[Begin Data section]

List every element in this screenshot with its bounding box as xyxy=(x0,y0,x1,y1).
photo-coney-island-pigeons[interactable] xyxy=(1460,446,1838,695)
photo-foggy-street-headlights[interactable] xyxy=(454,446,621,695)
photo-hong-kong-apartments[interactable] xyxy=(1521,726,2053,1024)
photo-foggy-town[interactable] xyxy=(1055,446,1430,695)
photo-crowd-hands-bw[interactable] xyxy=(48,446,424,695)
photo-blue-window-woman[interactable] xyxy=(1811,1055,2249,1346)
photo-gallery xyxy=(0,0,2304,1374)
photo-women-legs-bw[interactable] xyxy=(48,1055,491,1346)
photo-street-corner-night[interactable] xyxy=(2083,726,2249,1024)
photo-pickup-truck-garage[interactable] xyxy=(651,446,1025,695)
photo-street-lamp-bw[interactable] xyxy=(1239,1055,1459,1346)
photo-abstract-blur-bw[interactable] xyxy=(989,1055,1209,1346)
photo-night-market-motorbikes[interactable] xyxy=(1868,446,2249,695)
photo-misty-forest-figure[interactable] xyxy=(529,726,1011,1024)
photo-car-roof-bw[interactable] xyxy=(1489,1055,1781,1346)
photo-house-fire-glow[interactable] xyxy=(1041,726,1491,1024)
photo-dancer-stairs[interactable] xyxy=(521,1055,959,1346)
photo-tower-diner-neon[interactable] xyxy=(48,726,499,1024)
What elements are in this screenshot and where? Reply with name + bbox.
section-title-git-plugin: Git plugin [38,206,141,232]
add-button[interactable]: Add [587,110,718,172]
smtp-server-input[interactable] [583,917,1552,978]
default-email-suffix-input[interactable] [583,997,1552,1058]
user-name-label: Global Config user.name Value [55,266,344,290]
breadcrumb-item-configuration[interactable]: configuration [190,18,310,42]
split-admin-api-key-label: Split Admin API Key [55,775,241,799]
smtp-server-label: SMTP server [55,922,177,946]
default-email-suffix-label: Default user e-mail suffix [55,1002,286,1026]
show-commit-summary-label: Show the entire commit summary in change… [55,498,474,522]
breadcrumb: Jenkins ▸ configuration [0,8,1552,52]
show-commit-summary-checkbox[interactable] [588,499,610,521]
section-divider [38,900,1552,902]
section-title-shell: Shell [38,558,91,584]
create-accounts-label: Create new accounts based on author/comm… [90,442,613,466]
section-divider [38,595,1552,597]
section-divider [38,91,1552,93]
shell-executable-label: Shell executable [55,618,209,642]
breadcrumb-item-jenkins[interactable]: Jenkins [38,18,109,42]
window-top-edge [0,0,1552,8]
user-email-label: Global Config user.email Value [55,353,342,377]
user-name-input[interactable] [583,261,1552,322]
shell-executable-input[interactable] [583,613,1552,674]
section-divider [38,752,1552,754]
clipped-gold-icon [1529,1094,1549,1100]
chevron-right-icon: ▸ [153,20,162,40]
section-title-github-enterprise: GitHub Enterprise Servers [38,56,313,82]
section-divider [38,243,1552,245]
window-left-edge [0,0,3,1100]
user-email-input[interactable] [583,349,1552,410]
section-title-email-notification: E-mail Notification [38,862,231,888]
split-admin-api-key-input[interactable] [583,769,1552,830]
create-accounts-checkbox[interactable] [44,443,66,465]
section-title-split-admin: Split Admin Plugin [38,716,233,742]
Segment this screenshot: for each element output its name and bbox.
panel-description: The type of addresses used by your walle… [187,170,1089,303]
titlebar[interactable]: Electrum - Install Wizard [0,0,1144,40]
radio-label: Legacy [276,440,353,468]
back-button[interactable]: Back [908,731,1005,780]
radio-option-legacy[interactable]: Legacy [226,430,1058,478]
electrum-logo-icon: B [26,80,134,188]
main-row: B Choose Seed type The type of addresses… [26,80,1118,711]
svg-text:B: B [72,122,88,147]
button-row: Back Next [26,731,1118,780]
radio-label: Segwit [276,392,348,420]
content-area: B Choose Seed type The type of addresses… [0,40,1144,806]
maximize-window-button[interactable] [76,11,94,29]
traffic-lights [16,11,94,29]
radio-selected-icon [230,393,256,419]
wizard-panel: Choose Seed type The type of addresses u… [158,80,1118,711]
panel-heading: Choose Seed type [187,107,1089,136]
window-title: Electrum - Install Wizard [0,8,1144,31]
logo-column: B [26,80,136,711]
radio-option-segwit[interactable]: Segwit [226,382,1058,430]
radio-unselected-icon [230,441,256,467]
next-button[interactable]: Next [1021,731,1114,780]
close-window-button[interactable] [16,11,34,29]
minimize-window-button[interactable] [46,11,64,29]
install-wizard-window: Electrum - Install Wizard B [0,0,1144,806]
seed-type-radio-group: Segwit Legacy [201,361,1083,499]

[End Data section]

## What you will do
Render every line of the material above as a Markdown table with the columns "Row" and "Material line," numbering the rows in order and omitting blank lines.

## Response below
| Row | Material line |
|---|---|
| 1 | List every element in this screenshot with its bounding box as xyxy=(x0,y0,x1,y1). |
| 2 | photo-coney-island-pigeons[interactable] xyxy=(1460,446,1838,695) |
| 3 | photo-foggy-street-headlights[interactable] xyxy=(454,446,621,695) |
| 4 | photo-hong-kong-apartments[interactable] xyxy=(1521,726,2053,1024) |
| 5 | photo-foggy-town[interactable] xyxy=(1055,446,1430,695) |
| 6 | photo-crowd-hands-bw[interactable] xyxy=(48,446,424,695) |
| 7 | photo-blue-window-woman[interactable] xyxy=(1811,1055,2249,1346) |
| 8 | photo-gallery xyxy=(0,0,2304,1374) |
| 9 | photo-women-legs-bw[interactable] xyxy=(48,1055,491,1346) |
| 10 | photo-street-corner-night[interactable] xyxy=(2083,726,2249,1024) |
| 11 | photo-pickup-truck-garage[interactable] xyxy=(651,446,1025,695) |
| 12 | photo-street-lamp-bw[interactable] xyxy=(1239,1055,1459,1346) |
| 13 | photo-abstract-blur-bw[interactable] xyxy=(989,1055,1209,1346) |
| 14 | photo-night-market-motorbikes[interactable] xyxy=(1868,446,2249,695) |
| 15 | photo-misty-forest-figure[interactable] xyxy=(529,726,1011,1024) |
| 16 | photo-car-roof-bw[interactable] xyxy=(1489,1055,1781,1346) |
| 17 | photo-house-fire-glow[interactable] xyxy=(1041,726,1491,1024) |
| 18 | photo-dancer-stairs[interactable] xyxy=(521,1055,959,1346) |
| 19 | photo-tower-diner-neon[interactable] xyxy=(48,726,499,1024) |
| 20 | What elements are in this screenshot and where? Reply with name + bbox. |
| 21 | section-title-git-plugin: Git plugin [38,206,141,232] |
| 22 | add-button[interactable]: Add [587,110,718,172] |
| 23 | smtp-server-input[interactable] [583,917,1552,978] |
| 24 | default-email-suffix-input[interactable] [583,997,1552,1058] |
| 25 | user-name-label: Global Config user.name Value [55,266,344,290] |
| 26 | breadcrumb-item-configuration[interactable]: configuration [190,18,310,42] |
| 27 | split-admin-api-key-label: Split Admin API Key [55,775,241,799] |
| 28 | smtp-server-label: SMTP server [55,922,177,946] |
| 29 | default-email-suffix-label: Default user e-mail suffix [55,1002,286,1026] |
| 30 | show-commit-summary-label: Show the entire commit summary in change… [55,498,474,522] |
| 31 | breadcrumb: Jenkins ▸ configuration [0,8,1552,52] |
| 32 | show-commit-summary-checkbox[interactable] [588,499,610,521] |
| 33 | section-divider [38,900,1552,902] |
| 34 | section-title-shell: Shell [38,558,91,584] |
| 35 | create-accounts-label: Create new accounts based on author/comm… [90,442,613,466] |
| 36 | section-divider [38,595,1552,597] |
| 37 | section-divider [38,91,1552,93] |
| 38 | shell-executable-label: Shell executable [55,618,209,642] |
| 39 | breadcrumb-item-jenkins[interactable]: Jenkins [38,18,109,42] |
| 40 | window-top-edge [0,0,1552,8] |
| 41 | user-email-label: Global Config user.email Value [55,353,342,377] |
| 42 | user-name-input[interactable] [583,261,1552,322] |
| 43 | shell-executable-input[interactable] [583,613,1552,674] |
| 44 | section-divider [38,752,1552,754] |
| 45 | clipped-gold-icon [1529,1094,1549,1100] |
| 46 | chevron-right-icon: ▸ [153,20,162,40] |
| 47 | section-title-github-enterprise: GitHub Enterprise Servers [38,56,313,82] |
| 48 | section-divider [38,243,1552,245] |
| 49 | window-left-edge [0,0,3,1100] |
| 50 | user-email-input[interactable] [583,349,1552,410] |
| 51 | section-title-email-notification: E-mail Notification [38,862,231,888] |
| 52 | split-admin-api-key-input[interactable] [583,769,1552,830] |
| 53 | create-accounts-checkbox[interactable] [44,443,66,465] |
| 54 | section-title-split-admin: Split Admin Plugin [38,716,233,742] |
| 55 | Segment this screenshot: for each element output its name and bbox. |
| 56 | panel-description: The type of addresses used by your walle… [187,170,1089,303] |
| 57 | titlebar[interactable]: Electrum - Install Wizard [0,0,1144,40] |
| 58 | radio-label: Legacy [276,440,353,468] |
| 59 | back-button[interactable]: Back [908,731,1005,780] |
| 60 | radio-option-legacy[interactable]: Legacy [226,430,1058,478] |
| 61 | electrum-logo-icon: B [26,80,134,188] |
| 62 | main-row: B Choose Seed type The type of addresses… [26,80,1118,711] |
| 63 | svg-text:B: B [72,122,88,147] |
| 64 | button-row: Back Next [26,731,1118,780] |
| 65 | radio-label: Segwit [276,392,348,420] |
| 66 | content-area: B Choose Seed type The type of addresses… [0,40,1144,806] |
| 67 | maximize-window-button[interactable] [76,11,94,29] |
| 68 | traffic-lights [16,11,94,29] |
| 69 | radio-selected-icon [230,393,256,419] |
| 70 | wizard-panel: Choose Seed type The type of addresses u… [158,80,1118,711] |
| 71 | panel-heading: Choose Seed type [187,107,1089,136] |
| 72 | window-title: Electrum - Install Wizard [0,8,1144,31] |
| 73 | logo-column: B [26,80,136,711] |
| 74 | radio-option-segwit[interactable]: Segwit [226,382,1058,430] |
| 75 | radio-unselected-icon [230,441,256,467] |
| 76 | next-button[interactable]: Next [1021,731,1114,780] |
| 77 | close-window-button[interactable] [16,11,34,29] |
| 78 | minimize-window-button[interactable] [46,11,64,29] |
| 79 | install-wizard-window: Electrum - Install Wizard B [0,0,1144,806] |
| 80 | seed-type-radio-group: Segwit Legacy [201,361,1083,499] |